_EXERCISE INPUTS:_

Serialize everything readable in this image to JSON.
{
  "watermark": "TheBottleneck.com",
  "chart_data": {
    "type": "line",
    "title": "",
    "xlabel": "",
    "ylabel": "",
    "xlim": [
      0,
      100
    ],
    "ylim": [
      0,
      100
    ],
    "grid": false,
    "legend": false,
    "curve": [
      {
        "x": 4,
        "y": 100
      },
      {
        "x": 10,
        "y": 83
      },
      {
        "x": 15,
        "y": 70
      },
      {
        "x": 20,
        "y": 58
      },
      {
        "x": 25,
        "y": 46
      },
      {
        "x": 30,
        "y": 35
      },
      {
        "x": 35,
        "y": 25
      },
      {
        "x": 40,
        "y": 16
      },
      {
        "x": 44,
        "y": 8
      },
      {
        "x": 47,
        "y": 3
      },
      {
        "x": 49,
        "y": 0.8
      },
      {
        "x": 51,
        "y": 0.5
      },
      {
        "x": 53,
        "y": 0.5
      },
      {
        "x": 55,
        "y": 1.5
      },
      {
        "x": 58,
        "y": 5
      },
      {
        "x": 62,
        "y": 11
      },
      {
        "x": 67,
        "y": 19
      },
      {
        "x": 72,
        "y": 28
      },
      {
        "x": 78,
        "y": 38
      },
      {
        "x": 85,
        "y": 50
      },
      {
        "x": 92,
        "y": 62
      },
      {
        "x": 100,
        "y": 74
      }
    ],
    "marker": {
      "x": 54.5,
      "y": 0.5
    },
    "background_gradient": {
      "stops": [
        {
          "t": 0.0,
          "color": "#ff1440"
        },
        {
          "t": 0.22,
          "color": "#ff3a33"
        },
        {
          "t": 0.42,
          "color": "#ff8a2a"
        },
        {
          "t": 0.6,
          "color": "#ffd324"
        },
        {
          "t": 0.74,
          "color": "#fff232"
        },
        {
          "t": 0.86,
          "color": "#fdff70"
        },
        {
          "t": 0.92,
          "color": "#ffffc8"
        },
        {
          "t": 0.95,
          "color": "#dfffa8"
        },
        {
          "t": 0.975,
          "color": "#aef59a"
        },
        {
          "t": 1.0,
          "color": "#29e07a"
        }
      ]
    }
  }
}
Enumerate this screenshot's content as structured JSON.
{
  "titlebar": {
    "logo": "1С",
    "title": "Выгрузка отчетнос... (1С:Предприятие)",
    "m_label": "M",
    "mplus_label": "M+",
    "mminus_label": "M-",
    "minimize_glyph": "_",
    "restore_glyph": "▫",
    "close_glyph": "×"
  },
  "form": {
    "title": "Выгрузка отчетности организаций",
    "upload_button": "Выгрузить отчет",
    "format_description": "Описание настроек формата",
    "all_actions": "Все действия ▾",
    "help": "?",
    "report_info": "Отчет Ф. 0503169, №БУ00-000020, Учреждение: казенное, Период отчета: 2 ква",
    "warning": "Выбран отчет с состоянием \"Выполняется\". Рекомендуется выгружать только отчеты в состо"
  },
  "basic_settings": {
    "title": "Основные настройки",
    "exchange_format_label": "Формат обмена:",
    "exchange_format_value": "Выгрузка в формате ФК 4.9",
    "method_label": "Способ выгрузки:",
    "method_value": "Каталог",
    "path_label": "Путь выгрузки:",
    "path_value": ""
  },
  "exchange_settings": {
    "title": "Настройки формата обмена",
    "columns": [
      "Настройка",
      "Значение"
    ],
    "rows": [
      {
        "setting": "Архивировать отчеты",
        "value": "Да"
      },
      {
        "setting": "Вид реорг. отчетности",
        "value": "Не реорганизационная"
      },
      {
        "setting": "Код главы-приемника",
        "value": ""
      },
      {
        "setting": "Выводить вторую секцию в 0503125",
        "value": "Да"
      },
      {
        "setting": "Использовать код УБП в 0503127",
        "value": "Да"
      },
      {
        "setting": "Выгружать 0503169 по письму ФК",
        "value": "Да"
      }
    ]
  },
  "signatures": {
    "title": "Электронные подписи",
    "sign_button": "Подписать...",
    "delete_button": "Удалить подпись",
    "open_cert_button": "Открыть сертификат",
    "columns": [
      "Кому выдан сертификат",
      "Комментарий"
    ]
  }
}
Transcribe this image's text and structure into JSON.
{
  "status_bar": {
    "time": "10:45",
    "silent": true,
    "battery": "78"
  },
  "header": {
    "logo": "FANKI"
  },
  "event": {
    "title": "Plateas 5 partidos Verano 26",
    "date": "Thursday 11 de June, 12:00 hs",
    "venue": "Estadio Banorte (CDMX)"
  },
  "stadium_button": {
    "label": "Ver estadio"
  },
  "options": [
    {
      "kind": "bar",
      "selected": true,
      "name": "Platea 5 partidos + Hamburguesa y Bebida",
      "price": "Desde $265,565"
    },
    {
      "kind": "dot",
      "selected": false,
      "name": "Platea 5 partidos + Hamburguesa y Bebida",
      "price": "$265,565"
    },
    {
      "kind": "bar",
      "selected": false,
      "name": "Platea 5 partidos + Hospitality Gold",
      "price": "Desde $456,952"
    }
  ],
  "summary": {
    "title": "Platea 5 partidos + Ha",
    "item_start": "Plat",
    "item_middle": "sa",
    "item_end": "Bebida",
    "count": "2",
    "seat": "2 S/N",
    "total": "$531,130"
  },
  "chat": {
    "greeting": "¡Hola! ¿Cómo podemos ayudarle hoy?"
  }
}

_THE REQUEST:_ List each line of the entries that holds the string "обмена".

_THE ANSWER:_
    "exchange_format_label": "Формат обмена:",
    "title": "Настройки формата обмена",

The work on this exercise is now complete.